- _STATED PROBLEM_: Select all lines with the string "multiplicē" in them, and copy those lines.
*** RECORDS SUPPLIED ***
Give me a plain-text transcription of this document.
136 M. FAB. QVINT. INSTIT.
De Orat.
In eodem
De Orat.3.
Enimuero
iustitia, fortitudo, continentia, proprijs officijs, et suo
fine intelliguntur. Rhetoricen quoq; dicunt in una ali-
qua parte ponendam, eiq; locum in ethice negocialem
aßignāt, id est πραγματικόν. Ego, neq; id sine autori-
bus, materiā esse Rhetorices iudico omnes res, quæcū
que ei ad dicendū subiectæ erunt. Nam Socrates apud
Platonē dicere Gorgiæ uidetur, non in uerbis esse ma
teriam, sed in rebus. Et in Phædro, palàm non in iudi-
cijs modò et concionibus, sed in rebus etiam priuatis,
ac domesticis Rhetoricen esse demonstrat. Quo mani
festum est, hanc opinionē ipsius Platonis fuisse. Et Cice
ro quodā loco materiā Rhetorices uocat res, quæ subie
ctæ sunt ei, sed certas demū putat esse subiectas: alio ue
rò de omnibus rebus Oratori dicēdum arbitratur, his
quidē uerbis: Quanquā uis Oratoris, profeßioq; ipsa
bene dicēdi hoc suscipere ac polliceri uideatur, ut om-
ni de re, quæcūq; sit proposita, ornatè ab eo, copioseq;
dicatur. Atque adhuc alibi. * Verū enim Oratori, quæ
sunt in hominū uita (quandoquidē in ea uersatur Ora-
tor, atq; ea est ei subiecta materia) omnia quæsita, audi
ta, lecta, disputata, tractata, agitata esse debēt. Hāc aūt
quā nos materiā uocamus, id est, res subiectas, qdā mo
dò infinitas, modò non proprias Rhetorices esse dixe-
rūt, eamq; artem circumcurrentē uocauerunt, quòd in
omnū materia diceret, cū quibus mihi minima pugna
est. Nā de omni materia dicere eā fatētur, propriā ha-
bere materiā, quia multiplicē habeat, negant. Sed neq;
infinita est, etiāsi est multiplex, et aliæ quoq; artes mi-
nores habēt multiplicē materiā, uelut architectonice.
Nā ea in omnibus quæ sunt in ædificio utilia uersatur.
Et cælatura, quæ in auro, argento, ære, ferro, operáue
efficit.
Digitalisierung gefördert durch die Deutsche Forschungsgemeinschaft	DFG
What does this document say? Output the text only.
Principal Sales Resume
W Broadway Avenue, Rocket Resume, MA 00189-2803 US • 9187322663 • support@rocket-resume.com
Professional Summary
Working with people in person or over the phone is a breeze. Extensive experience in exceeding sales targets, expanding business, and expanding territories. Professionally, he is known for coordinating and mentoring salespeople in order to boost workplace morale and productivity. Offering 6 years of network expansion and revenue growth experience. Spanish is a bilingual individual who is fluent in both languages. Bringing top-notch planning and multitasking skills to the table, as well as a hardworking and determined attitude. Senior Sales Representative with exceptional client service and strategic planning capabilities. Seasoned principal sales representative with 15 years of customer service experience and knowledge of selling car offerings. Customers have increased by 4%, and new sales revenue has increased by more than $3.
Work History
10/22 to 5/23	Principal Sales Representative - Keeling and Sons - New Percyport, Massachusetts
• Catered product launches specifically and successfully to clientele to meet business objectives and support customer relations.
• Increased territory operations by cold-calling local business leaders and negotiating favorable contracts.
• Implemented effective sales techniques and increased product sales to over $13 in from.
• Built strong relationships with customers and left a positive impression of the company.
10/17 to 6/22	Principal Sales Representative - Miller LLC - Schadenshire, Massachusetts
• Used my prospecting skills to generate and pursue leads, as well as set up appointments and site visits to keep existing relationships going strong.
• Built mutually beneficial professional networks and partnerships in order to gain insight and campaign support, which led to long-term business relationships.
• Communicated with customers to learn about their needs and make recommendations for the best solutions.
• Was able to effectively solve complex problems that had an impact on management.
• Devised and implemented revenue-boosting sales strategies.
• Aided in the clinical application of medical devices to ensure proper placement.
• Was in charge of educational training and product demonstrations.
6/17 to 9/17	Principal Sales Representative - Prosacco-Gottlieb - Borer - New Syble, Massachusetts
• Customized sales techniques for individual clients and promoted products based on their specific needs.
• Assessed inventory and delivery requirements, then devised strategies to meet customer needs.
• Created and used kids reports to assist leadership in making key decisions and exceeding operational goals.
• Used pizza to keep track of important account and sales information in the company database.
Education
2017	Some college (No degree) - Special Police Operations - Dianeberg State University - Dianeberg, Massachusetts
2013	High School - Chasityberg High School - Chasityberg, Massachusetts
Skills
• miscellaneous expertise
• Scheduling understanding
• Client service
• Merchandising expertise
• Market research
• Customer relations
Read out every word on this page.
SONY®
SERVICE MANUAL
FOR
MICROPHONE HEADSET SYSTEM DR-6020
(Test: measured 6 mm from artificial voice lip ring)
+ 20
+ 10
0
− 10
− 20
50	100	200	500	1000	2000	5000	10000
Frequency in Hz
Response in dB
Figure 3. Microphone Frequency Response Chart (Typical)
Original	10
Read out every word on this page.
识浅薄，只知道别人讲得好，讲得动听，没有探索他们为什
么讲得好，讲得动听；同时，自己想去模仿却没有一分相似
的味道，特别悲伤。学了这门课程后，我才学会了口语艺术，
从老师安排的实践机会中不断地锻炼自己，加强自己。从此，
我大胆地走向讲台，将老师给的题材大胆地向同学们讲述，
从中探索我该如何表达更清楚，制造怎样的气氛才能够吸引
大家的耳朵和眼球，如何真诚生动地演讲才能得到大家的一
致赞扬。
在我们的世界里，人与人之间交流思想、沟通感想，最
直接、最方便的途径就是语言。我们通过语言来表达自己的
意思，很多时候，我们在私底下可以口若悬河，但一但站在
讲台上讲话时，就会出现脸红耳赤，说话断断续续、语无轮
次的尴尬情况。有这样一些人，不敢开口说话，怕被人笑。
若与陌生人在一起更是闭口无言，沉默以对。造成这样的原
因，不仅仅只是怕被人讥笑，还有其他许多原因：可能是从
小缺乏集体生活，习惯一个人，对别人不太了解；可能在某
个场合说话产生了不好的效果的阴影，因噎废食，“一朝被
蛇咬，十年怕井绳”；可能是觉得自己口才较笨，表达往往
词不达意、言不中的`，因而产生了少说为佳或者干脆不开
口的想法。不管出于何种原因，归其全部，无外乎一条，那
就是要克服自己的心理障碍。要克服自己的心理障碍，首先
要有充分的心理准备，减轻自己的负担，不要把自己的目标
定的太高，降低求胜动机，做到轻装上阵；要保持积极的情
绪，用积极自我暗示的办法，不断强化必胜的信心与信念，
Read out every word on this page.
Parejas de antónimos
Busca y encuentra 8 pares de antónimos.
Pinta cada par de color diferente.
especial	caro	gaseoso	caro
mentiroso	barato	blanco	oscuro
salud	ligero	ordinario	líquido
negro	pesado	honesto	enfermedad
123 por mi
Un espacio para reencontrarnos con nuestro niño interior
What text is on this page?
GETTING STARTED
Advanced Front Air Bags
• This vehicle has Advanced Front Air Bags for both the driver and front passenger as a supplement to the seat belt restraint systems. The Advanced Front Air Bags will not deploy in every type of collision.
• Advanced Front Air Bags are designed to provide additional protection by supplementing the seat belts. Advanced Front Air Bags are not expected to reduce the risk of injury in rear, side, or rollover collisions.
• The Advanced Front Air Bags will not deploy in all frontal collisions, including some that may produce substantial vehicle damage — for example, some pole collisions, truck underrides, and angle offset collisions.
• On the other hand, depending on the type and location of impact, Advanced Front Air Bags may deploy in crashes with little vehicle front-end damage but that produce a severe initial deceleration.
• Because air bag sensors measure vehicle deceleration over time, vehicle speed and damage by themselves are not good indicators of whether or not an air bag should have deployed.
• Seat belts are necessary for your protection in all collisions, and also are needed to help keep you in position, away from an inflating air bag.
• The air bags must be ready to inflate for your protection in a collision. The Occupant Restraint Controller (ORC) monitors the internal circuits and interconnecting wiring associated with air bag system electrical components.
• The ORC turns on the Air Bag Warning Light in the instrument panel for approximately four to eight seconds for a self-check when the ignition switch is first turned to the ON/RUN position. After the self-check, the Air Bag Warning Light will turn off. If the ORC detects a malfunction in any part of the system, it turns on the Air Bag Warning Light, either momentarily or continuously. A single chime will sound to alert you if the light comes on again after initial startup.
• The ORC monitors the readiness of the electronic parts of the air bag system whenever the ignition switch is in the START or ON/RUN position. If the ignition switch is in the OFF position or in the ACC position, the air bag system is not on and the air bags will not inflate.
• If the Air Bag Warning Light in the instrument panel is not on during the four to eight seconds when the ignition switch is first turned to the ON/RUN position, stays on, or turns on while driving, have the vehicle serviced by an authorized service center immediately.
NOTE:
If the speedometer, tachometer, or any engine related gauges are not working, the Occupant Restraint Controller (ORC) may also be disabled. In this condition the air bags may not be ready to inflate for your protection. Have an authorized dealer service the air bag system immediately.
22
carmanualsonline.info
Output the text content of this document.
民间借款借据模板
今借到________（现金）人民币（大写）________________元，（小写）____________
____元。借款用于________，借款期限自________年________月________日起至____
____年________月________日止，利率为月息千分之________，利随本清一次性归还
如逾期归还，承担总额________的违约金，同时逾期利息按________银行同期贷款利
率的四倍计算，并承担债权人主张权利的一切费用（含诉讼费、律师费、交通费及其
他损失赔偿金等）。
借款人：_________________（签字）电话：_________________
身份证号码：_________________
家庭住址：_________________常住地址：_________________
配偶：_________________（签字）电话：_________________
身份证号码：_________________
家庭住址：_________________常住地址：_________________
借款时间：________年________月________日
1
***
- _SOLUTION_:
bere materiā, quia multiplicē habeat, negant. Sed neq;
nores habēt multiplicē materiā, uelut architectonice.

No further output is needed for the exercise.